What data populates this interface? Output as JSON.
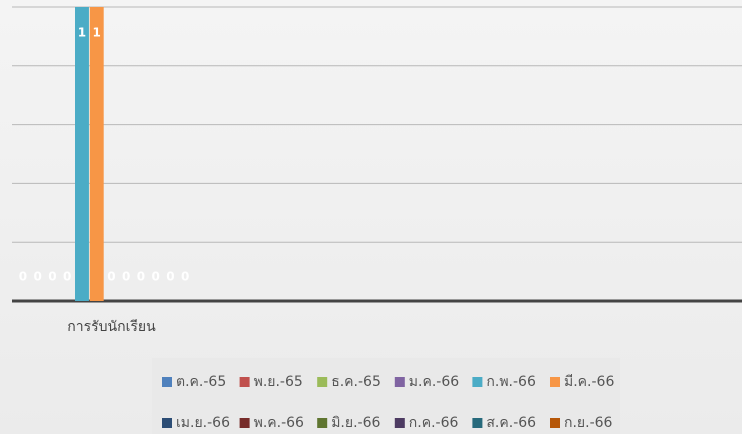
{
  "chart_data": {
    "type": "bar",
    "categories": [
      "การรับนักเรียน"
    ],
    "series": [
      {
        "name": "ต.ค.-65",
        "color": "#4f81bd",
        "values": [
          0
        ]
      },
      {
        "name": "พ.ย.-65",
        "color": "#c0504d",
        "values": [
          0
        ]
      },
      {
        "name": "ธ.ค.-65",
        "color": "#9bbb59",
        "values": [
          0
        ]
      },
      {
        "name": "ม.ค.-66",
        "color": "#8064a2",
        "values": [
          0
        ]
      },
      {
        "name": "ก.พ.-66",
        "color": "#4bacc6",
        "values": [
          1
        ]
      },
      {
        "name": "มี.ค.-66",
        "color": "#f79646",
        "values": [
          1
        ]
      },
      {
        "name": "เม.ย.-66",
        "color": "#2c4d75",
        "values": [
          0
        ]
      },
      {
        "name": "พ.ค.-66",
        "color": "#772c2a",
        "values": [
          0
        ]
      },
      {
        "name": "มิ.ย.-66",
        "color": "#5f7530",
        "values": [
          0
        ]
      },
      {
        "name": "ก.ค.-66",
        "color": "#4d3b62",
        "values": [
          0
        ]
      },
      {
        "name": "ส.ค.-66",
        "color": "#276a7c",
        "values": [
          0
        ]
      },
      {
        "name": "ก.ย.-66",
        "color": "#b65708",
        "values": [
          0
        ]
      }
    ],
    "ylim": [
      0,
      1
    ],
    "yticks": [
      0,
      0.2,
      0.4,
      0.6,
      0.8,
      1
    ],
    "grid": true,
    "legend": "bottom"
  }
}
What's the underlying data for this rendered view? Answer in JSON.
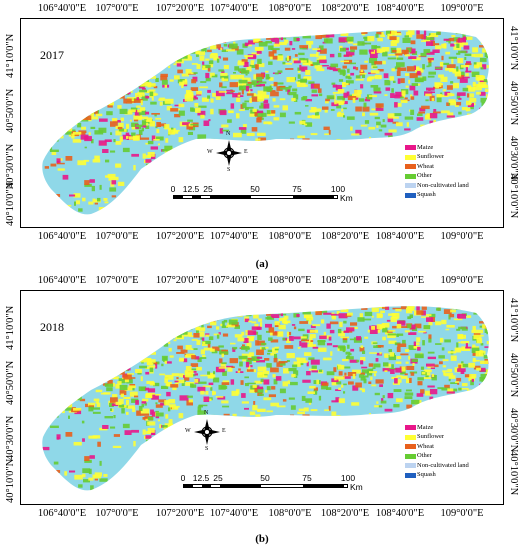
{
  "panels": [
    {
      "year": "2017",
      "caption": "(a)",
      "top_ticks": [
        "106°40'0\"E",
        "107°0'0\"E",
        "107°20'0\"E",
        "107°40'0\"E",
        "108°0'0\"E",
        "108°20'0\"E",
        "108°40'0\"E",
        "109°0'0\"E"
      ],
      "bottom_ticks": [
        "106°40'0\"E",
        "107°0'0\"E",
        "107°20'0\"E",
        "107°40'0\"E",
        "108°0'0\"E",
        "108°20'0\"E",
        "108°40'0\"E",
        "109°0'0\"E"
      ],
      "left_ticks": [
        "41°10'0\"N",
        "40°50'0\"N",
        "40°30'0\"N",
        "40°10'0\"N"
      ],
      "right_ticks": [
        "41°10'0\"N",
        "40°50'0\"N",
        "40°30'0\"N",
        "40°10'0\"N"
      ]
    },
    {
      "year": "2018",
      "caption": "(b)",
      "top_ticks": [
        "106°40'0\"E",
        "107°0'0\"E",
        "107°20'0\"E",
        "107°40'0\"E",
        "108°0'0\"E",
        "108°20'0\"E",
        "108°40'0\"E",
        "109°0'0\"E"
      ],
      "bottom_ticks": [
        "106°40'0\"E",
        "107°0'0\"E",
        "107°20'0\"E",
        "107°40'0\"E",
        "108°0'0\"E",
        "108°20'0\"E",
        "108°40'0\"E",
        "109°0'0\"E"
      ],
      "left_ticks": [
        "41°10'0\"N",
        "40°50'0\"N",
        "40°30'0\"N",
        "40°10'0\"N"
      ],
      "right_ticks": [
        "41°10'0\"N",
        "40°50'0\"N",
        "40°30'0\"N",
        "40°10'0\"N"
      ]
    }
  ],
  "legend": [
    {
      "label": "Maize",
      "color": "#e8178a"
    },
    {
      "label": "Sunflower",
      "color": "#ffff33"
    },
    {
      "label": "Wheat",
      "color": "#e8601c"
    },
    {
      "label": "Other",
      "color": "#66cc33"
    },
    {
      "label": "Non-cultivated land",
      "color": "#bcd3f0"
    },
    {
      "label": "Squash",
      "color": "#1f5fbf"
    }
  ],
  "compass": {
    "n": "N",
    "s": "S",
    "e": "E",
    "w": "W"
  },
  "scalebar": {
    "labels": [
      "0",
      "12.5",
      "25",
      "50",
      "75",
      "100"
    ],
    "unit": "Km"
  },
  "colors": {
    "water": "#8fd8e8",
    "maize": "#e8178a",
    "sunflower": "#ffff33",
    "wheat": "#e8601c",
    "other": "#66cc33"
  }
}
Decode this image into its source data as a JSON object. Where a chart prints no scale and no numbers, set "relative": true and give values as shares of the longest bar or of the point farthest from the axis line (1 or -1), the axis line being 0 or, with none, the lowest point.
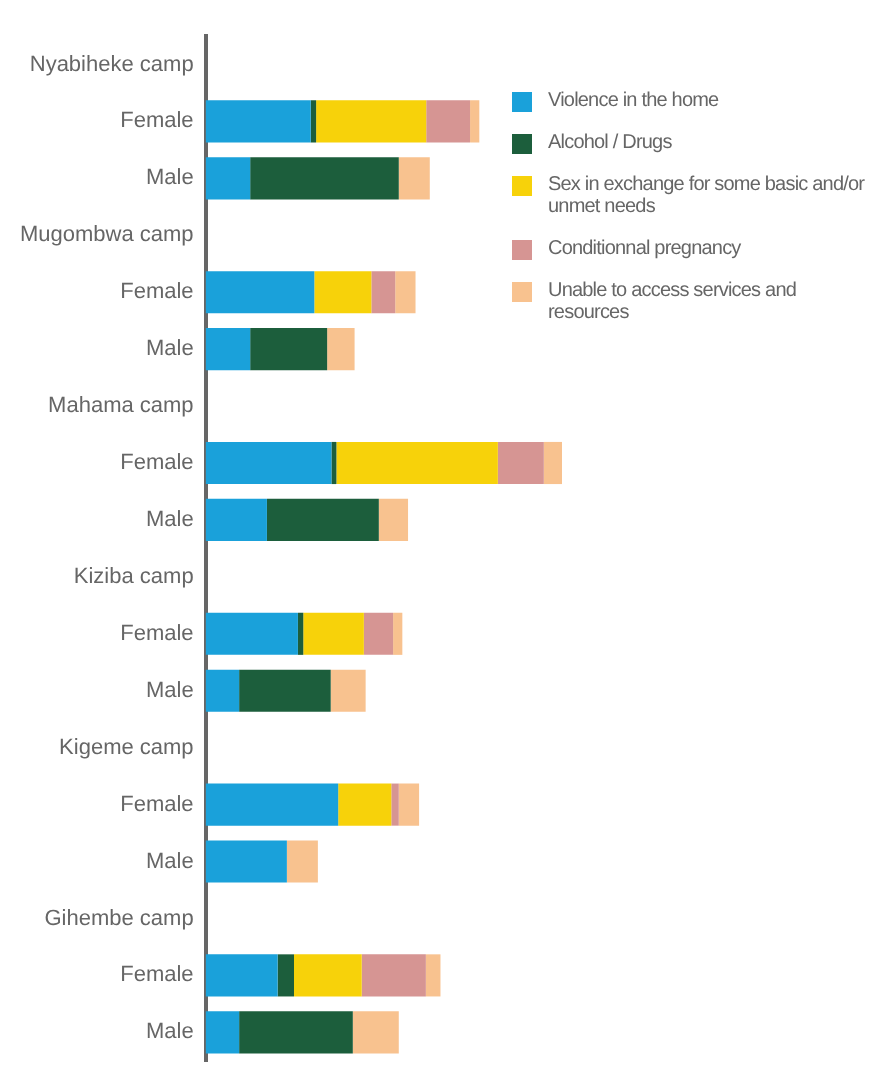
{
  "chart_data": {
    "type": "bar",
    "orientation": "horizontal",
    "stacked": true,
    "relative": true,
    "legend": "top right",
    "categories": [
      "Nyabiheke camp",
      "Female",
      "Male",
      "Mugombwa camp",
      "Female",
      "Male",
      "Mahama camp",
      "Female",
      "Male",
      "Kiziba camp",
      "Female",
      "Male",
      "Kigeme camp",
      "Female",
      "Male",
      "Gihembe camp",
      "Female",
      "Male"
    ],
    "series": [
      {
        "name": "Violence in the home",
        "color": "#1aa1da",
        "values": [
          null,
          0.295,
          0.125,
          null,
          0.305,
          0.125,
          null,
          0.353,
          0.172,
          null,
          0.259,
          0.094,
          null,
          0.372,
          0.228,
          null,
          0.202,
          0.094
        ]
      },
      {
        "name": "Alcohol / Drugs",
        "color": "#1c5e3c",
        "values": [
          null,
          0.015,
          0.417,
          null,
          null,
          0.216,
          null,
          0.014,
          0.314,
          null,
          0.015,
          0.257,
          null,
          null,
          null,
          null,
          0.046,
          0.319
        ]
      },
      {
        "name": "Sex in exchange for some basic and/or unmet needs",
        "color": "#f7d20a",
        "values": [
          null,
          0.309,
          null,
          null,
          0.16,
          null,
          null,
          0.453,
          null,
          null,
          0.17,
          null,
          null,
          0.149,
          null,
          null,
          0.19,
          null
        ]
      },
      {
        "name": "Conditionnal pregnancy",
        "color": "#d69593",
        "values": [
          null,
          0.123,
          null,
          null,
          0.067,
          null,
          null,
          0.129,
          null,
          null,
          0.082,
          null,
          null,
          0.021,
          null,
          null,
          0.18,
          null
        ]
      },
      {
        "name": "Unable to access services and resources",
        "color": "#f8c28f",
        "values": [
          null,
          0.026,
          0.087,
          null,
          0.057,
          0.077,
          null,
          0.051,
          0.082,
          null,
          0.026,
          0.098,
          null,
          0.057,
          0.087,
          null,
          0.041,
          0.129
        ]
      }
    ]
  }
}
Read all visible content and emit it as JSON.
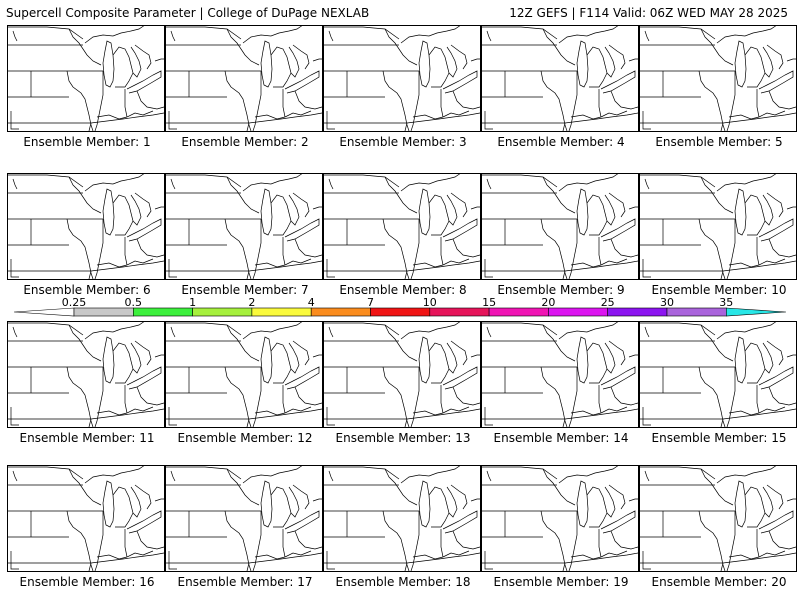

• [Your goal] All lines above containing the string "What" are to be collected.

• [Right answer]
What data populates this interface? Output as JSON.
What's the underlying data for this rendered view? Answer in JSON.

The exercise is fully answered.